## start Data listing
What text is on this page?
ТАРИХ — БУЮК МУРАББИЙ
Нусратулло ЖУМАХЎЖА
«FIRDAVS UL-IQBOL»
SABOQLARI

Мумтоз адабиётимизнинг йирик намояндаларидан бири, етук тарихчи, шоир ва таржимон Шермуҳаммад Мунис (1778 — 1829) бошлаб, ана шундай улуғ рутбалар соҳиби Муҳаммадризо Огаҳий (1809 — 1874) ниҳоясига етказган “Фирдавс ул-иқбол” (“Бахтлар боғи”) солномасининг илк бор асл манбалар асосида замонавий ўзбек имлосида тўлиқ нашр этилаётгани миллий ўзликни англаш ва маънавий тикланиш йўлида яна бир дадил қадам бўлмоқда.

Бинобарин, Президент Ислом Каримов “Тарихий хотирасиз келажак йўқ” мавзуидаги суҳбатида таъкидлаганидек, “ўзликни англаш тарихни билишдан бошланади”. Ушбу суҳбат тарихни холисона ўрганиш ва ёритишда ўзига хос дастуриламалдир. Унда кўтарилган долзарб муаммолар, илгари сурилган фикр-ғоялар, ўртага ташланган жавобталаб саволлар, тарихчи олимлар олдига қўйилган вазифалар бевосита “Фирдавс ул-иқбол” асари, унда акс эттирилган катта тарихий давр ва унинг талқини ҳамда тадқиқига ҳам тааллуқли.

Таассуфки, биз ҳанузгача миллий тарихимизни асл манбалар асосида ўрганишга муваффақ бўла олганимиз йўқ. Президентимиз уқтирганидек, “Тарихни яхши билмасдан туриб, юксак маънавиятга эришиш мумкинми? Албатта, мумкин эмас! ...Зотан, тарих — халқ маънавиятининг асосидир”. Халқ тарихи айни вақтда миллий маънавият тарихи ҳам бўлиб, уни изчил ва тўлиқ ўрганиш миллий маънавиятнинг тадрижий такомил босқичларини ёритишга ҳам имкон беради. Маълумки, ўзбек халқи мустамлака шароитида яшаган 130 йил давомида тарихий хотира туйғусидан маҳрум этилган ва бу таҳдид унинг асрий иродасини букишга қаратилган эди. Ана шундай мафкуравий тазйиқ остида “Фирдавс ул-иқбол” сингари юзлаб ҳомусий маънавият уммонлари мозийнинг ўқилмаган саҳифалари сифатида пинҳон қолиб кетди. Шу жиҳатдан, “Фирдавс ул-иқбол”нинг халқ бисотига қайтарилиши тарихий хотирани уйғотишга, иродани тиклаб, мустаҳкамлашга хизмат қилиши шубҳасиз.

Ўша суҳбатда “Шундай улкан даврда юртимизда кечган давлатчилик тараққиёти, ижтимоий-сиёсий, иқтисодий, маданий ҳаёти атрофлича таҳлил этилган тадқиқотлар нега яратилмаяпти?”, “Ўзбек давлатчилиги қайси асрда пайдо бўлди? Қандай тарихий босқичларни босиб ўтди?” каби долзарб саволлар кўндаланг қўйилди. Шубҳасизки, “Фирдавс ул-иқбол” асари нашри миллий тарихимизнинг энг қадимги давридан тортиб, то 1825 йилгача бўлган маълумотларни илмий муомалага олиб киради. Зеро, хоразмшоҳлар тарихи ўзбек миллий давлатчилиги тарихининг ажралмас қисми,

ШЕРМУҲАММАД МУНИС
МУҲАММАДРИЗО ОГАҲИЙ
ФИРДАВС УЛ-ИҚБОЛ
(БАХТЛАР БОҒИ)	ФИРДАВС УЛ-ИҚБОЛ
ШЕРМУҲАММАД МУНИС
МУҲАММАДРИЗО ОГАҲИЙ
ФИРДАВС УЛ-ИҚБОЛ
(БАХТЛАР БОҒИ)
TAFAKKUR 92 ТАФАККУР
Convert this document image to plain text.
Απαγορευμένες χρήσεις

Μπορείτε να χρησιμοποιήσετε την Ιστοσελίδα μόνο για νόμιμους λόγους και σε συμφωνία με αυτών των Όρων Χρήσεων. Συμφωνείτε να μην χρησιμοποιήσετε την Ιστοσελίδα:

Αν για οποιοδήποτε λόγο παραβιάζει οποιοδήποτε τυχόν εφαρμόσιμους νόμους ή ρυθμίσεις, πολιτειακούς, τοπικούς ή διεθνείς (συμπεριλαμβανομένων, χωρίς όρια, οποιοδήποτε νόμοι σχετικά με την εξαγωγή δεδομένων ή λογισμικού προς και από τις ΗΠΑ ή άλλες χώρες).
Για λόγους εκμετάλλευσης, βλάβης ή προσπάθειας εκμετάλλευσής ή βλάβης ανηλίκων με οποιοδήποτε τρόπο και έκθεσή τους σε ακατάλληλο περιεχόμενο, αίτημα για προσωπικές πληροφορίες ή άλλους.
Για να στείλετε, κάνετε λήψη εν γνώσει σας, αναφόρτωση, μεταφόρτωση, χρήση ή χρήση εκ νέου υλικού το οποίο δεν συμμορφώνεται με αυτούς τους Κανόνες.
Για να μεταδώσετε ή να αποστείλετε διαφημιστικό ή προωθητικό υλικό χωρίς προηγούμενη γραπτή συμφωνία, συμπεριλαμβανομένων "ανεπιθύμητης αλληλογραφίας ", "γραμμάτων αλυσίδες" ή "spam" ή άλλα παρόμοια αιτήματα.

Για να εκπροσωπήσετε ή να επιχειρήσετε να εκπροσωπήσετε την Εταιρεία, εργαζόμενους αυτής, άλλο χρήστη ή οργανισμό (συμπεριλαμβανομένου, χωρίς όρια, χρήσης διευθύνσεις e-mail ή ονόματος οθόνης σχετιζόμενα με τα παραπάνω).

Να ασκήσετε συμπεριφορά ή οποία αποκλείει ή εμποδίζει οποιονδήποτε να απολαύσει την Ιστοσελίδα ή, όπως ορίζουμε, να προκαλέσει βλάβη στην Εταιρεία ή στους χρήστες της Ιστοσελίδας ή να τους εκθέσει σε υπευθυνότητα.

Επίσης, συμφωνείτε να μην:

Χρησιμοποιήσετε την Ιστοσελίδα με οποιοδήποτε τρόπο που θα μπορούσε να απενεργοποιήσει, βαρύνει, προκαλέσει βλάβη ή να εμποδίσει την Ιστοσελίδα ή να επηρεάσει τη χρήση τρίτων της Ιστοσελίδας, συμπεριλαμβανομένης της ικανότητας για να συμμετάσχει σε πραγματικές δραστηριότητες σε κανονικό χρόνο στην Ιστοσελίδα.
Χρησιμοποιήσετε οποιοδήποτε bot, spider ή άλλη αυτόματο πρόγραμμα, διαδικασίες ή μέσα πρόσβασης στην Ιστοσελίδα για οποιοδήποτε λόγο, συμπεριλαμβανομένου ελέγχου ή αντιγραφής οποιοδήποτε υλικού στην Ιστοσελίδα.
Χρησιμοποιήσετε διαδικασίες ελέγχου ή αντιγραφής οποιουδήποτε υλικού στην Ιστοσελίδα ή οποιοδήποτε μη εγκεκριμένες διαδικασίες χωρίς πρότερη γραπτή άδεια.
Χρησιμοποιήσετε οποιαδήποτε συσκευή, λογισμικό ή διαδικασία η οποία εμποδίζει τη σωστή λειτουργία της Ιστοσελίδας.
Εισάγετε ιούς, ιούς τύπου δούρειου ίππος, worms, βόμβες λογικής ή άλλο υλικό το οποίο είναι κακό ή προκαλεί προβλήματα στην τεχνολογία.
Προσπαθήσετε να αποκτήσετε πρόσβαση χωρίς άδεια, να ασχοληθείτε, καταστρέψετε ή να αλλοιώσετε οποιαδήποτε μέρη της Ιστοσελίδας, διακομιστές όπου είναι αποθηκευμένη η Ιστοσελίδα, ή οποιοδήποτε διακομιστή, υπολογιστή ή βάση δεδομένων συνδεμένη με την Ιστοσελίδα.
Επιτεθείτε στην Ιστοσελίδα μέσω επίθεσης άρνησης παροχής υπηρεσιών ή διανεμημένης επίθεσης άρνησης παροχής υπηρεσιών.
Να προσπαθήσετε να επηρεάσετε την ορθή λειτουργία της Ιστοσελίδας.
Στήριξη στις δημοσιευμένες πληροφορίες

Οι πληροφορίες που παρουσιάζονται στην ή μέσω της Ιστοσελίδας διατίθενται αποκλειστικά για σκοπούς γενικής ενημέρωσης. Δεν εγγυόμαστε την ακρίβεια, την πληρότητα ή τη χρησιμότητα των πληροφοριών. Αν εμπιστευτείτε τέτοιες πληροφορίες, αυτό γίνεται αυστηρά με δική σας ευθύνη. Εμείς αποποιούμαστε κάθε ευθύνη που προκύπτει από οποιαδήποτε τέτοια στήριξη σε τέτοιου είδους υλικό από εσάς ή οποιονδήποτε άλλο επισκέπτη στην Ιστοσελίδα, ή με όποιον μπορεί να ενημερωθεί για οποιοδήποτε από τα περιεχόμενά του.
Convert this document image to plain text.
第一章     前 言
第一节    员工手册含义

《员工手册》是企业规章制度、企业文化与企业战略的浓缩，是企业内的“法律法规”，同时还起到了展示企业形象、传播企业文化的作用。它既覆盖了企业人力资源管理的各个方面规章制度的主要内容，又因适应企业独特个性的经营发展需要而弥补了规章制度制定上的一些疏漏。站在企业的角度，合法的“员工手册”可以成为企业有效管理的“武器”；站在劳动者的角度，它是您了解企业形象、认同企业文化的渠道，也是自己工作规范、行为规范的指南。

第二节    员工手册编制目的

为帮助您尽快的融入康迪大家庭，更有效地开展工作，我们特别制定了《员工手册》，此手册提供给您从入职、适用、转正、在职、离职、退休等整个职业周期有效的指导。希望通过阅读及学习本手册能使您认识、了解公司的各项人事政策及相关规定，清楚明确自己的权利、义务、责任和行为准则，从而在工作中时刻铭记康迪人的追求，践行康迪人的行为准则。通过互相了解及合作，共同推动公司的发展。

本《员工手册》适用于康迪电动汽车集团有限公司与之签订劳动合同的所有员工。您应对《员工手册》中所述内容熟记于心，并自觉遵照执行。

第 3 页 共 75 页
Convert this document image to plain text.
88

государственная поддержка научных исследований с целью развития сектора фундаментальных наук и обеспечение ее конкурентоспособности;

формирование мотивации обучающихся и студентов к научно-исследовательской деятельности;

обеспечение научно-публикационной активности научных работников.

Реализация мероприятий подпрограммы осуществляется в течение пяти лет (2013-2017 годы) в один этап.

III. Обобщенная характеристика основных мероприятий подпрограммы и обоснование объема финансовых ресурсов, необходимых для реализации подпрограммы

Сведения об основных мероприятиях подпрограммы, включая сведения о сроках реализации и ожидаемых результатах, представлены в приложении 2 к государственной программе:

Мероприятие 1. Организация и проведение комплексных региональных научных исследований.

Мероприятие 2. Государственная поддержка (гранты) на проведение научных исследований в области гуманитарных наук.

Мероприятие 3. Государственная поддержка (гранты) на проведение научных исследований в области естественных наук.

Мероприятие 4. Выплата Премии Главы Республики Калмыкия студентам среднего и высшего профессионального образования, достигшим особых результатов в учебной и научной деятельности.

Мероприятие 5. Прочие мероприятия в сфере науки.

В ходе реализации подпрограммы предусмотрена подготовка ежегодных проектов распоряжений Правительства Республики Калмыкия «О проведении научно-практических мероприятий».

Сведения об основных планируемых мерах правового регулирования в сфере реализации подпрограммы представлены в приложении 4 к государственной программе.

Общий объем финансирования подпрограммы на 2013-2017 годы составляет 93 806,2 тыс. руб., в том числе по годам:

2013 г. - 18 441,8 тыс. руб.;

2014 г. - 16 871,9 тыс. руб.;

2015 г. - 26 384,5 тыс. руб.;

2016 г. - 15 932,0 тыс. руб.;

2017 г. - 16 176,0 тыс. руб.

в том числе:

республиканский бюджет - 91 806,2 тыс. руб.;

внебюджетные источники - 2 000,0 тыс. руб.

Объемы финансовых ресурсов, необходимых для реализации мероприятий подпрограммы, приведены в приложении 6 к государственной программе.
## end Data listing
Short exercise: Select all lines with the word "Ιστοσελίδας" from the entries above.

Correct result:
Να ασκήσετε συμπεριφορά ή οποία αποκλείει ή εμποδίζει οποιονδήποτε να απολαύσει την Ιστοσελίδα ή, όπως ορίζουμε, να προκαλέσει βλάβη στην Εταιρεία ή στους χρήστες της Ιστοσελίδας ή να τους εκθέσει σε υπευθυνότητα.
Χρησιμοποιήσετε την Ιστοσελίδα με οποιοδήποτε τρόπο που θα μπορούσε να απενεργοποιήσει, βαρύνει, προκαλέσει βλάβη ή να εμποδίσει την Ιστοσελίδα ή να επηρεάσει τη χρήση τρίτων της Ιστοσελίδας, συμπεριλαμβανομένης της ικανότητας για να συμμετάσχει σε πραγματικές δραστηριότητες σε κανονικό χρόνο στην Ιστοσελίδα.
Χρησιμοποιήσετε οποιαδήποτε συσκευή, λογισμικό ή διαδικασία η οποία εμποδίζει τη σωστή λειτουργία της Ιστοσελίδας.
Προσπαθήσετε να αποκτήσετε πρόσβαση χωρίς άδεια, να ασχοληθείτε, καταστρέψετε ή να αλλοιώσετε οποιαδήποτε μέρη της Ιστοσελίδας, διακομιστές όπου είναι αποθηκευμένη η Ιστοσελίδα, ή οποιοδήποτε διακομιστή, υπολογιστή ή βάση δεδομένων συνδεμένη με την Ιστοσελίδα.
Να προσπαθήσετε να επηρεάσετε την ορθή λειτουργία της Ιστοσελίδας.
Οι πληροφορίες που παρουσιάζονται στην ή μέσω της Ιστοσελίδας διατίθενται αποκλειστικά για σκοπούς γενικής ενημέρωσης. Δεν εγγυόμαστε την ακρίβεια, την πληρότητα ή τη χρησιμότητα των πληροφοριών. Αν εμπιστευτείτε τέτοιες πληροφορίες, αυτό γίνεται αυστηρά με δική σας ευθύνη. Εμείς αποποιούμαστε κάθε ευθύνη που προκύπτει από οποιαδήποτε τέτοια στήριξη σε τέτοιου είδους υλικό από εσάς ή οποιονδήποτε άλλο επισκέπτη στην Ιστοσελίδα, ή με όποιον μπορεί να ενημερωθεί για οποιοδήποτε από τα περιεχόμενά του.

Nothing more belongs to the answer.